::: EXERCISE INPUTS :::

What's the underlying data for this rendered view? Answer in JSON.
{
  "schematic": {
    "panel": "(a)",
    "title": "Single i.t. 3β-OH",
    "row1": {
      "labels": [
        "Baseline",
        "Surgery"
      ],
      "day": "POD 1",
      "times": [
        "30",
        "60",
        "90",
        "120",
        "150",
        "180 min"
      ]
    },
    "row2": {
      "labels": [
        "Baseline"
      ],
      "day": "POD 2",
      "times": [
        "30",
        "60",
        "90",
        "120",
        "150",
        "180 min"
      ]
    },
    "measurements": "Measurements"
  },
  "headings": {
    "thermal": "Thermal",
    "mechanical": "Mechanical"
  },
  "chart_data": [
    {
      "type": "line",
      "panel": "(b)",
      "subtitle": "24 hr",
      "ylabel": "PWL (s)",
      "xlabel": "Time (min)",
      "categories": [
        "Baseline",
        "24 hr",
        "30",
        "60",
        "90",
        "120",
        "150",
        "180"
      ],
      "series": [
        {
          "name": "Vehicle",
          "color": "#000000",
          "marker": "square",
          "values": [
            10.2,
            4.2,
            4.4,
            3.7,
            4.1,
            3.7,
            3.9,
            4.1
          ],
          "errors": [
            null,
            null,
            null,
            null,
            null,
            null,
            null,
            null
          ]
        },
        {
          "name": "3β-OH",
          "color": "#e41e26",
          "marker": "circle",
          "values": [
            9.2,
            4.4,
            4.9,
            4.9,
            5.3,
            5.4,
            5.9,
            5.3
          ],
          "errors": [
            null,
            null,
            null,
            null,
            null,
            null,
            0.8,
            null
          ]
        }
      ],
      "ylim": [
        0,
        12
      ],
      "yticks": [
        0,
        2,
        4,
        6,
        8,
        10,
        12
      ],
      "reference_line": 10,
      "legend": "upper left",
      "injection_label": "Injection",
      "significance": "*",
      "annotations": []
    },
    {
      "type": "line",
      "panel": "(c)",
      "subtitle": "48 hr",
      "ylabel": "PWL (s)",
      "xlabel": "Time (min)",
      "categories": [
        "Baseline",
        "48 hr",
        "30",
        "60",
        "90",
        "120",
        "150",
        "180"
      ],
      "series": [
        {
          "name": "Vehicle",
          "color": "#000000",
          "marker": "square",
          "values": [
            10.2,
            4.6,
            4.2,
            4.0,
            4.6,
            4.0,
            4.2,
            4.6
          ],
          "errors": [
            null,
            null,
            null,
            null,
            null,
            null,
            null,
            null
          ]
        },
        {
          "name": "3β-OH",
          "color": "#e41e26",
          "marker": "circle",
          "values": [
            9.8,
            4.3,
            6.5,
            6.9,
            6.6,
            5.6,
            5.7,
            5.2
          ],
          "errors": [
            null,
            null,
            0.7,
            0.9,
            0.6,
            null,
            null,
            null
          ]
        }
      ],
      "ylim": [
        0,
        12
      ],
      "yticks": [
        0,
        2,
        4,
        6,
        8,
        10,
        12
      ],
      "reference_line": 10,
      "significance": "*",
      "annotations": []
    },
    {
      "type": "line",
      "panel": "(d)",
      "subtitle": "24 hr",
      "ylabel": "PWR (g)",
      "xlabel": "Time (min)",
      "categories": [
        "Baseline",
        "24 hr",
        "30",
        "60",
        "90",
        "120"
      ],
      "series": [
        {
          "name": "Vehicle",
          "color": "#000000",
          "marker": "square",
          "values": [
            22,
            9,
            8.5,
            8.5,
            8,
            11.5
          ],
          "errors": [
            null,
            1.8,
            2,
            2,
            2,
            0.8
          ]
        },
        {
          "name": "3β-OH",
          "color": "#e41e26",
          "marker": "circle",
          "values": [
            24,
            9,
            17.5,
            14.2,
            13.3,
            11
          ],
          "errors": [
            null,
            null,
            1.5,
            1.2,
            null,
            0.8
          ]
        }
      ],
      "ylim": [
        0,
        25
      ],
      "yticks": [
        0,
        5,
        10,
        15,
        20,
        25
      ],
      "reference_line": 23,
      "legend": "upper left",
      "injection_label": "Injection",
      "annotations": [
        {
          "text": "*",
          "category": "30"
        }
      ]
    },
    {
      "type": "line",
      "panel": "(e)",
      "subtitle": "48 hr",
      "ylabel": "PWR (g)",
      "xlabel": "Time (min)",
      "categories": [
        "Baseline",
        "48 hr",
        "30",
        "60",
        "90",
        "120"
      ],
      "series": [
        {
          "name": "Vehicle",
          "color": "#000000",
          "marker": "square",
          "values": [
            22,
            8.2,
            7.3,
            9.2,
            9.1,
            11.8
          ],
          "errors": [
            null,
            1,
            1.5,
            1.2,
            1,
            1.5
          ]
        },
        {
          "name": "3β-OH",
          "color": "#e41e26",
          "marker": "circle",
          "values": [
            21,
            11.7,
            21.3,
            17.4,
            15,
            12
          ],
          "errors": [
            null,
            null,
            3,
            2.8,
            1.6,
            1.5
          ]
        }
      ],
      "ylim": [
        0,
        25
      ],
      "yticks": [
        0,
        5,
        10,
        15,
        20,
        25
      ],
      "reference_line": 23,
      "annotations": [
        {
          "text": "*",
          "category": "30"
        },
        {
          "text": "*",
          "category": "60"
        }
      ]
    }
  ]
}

:::

◆ **PROBLEM TO WORK ON**: Reproduce the records in full, exactly as written.

◆ **TASK OUTPUT**:
What's the underlying data for this rendered view? Answer in JSON.
{
  "schematic": {
    "panel": "(a)",
    "title": "Single i.t. 3β-OH",
    "row1": {
      "labels": [
        "Baseline",
        "Surgery"
      ],
      "day": "POD 1",
      "times": [
        "30",
        "60",
        "90",
        "120",
        "150",
        "180 min"
      ]
    },
    "row2": {
      "labels": [
        "Baseline"
      ],
      "day": "POD 2",
      "times": [
        "30",
        "60",
        "90",
        "120",
        "150",
        "180 min"
      ]
    },
    "measurements": "Measurements"
  },
  "headings": {
    "thermal": "Thermal",
    "mechanical": "Mechanical"
  },
  "chart_data": [
    {
      "type": "line",
      "panel": "(b)",
      "subtitle": "24 hr",
      "ylabel": "PWL (s)",
      "xlabel": "Time (min)",
      "categories": [
        "Baseline",
        "24 hr",
        "30",
        "60",
        "90",
        "120",
        "150",
        "180"
      ],
      "series": [
        {
          "name": "Vehicle",
          "color": "#000000",
          "marker": "square",
          "values": [
            10.2,
            4.2,
            4.4,
            3.7,
            4.1,
            3.7,
            3.9,
            4.1
          ],
          "errors": [
            null,
            null,
            null,
            null,
            null,
            null,
            null,
            null
          ]
        },
        {
          "name": "3β-OH",
          "color": "#e41e26",
          "marker": "circle",
          "values": [
            9.2,
            4.4,
            4.9,
            4.9,
            5.3,
            5.4,
            5.9,
            5.3
          ],
          "errors": [
            null,
            null,
            null,
            null,
            null,
            null,
            0.8,
            null
          ]
        }
      ],
      "ylim": [
        0,
        12
      ],
      "yticks": [
        0,
        2,
        4,
        6,
        8,
        10,
        12
      ],
      "reference_line": 10,
      "legend": "upper left",
      "injection_label": "Injection",
      "significance": "*",
      "annotations": []
    },
    {
      "type": "line",
      "panel": "(c)",
      "subtitle": "48 hr",
      "ylabel": "PWL (s)",
      "xlabel": "Time (min)",
      "categories": [
        "Baseline",
        "48 hr",
        "30",
        "60",
        "90",
        "120",
        "150",
        "180"
      ],
      "series": [
        {
          "name": "Vehicle",
          "color": "#000000",
          "marker": "square",
          "values": [
            10.2,
            4.6,
            4.2,
            4.0,
            4.6,
            4.0,
            4.2,
            4.6
          ],
          "errors": [
            null,
            null,
            null,
            null,
            null,
            null,
            null,
            null
          ]
        },
        {
          "name": "3β-OH",
          "color": "#e41e26",
          "marker": "circle",
          "values": [
            9.8,
            4.3,
            6.5,
            6.9,
            6.6,
            5.6,
            5.7,
            5.2
          ],
          "errors": [
            null,
            null,
            0.7,
            0.9,
            0.6,
            null,
            null,
            null
          ]
        }
      ],
      "ylim": [
        0,
        12
      ],
      "yticks": [
        0,
        2,
        4,
        6,
        8,
        10,
        12
      ],
      "reference_line": 10,
      "significance": "*",
      "annotations": []
    },
    {
      "type": "line",
      "panel": "(d)",
      "subtitle": "24 hr",
      "ylabel": "PWR (g)",
      "xlabel": "Time (min)",
      "categories": [
        "Baseline",
        "24 hr",
        "30",
        "60",
        "90",
        "120"
      ],
      "series": [
        {
          "name": "Vehicle",
          "color": "#000000",
          "marker": "square",
          "values": [
            22,
            9,
            8.5,
            8.5,
            8,
            11.5
          ],
          "errors": [
            null,
            1.8,
            2,
            2,
            2,
            0.8
          ]
        },
        {
          "name": "3β-OH",
          "color": "#e41e26",
          "marker": "circle",
          "values": [
            24,
            9,
            17.5,
            14.2,
            13.3,
            11
          ],
          "errors": [
            null,
            null,
            1.5,
            1.2,
            null,
            0.8
          ]
        }
      ],
      "ylim": [
        0,
        25
      ],
      "yticks": [
        0,
        5,
        10,
        15,
        20,
        25
      ],
      "reference_line": 23,
      "legend": "upper left",
      "injection_label": "Injection",
      "annotations": [
        {
          "text": "*",
          "category": "30"
        }
      ]
    },
    {
      "type": "line",
      "panel": "(e)",
      "subtitle": "48 hr",
      "ylabel": "PWR (g)",
      "xlabel": "Time (min)",
      "categories": [
        "Baseline",
        "48 hr",
        "30",
        "60",
        "90",
        "120"
      ],
      "series": [
        {
          "name": "Vehicle",
          "color": "#000000",
          "marker": "square",
          "values": [
            22,
            8.2,
            7.3,
            9.2,
            9.1,
            11.8
          ],
          "errors": [
            null,
            1,
            1.5,
            1.2,
            1,
            1.5
          ]
        },
        {
          "name": "3β-OH",
          "color": "#e41e26",
          "marker": "circle",
          "values": [
            21,
            11.7,
            21.3,
            17.4,
            15,
            12
          ],
          "errors": [
            null,
            null,
            3,
            2.8,
            1.6,
            1.5
          ]
        }
      ],
      "ylim": [
        0,
        25
      ],
      "yticks": [
        0,
        5,
        10,
        15,
        20,
        25
      ],
      "reference_line": 23,
      "annotations": [
        {
          "text": "*",
          "category": "30"
        },
        {
          "text": "*",
          "category": "60"
        }
      ]
    }
  ]
}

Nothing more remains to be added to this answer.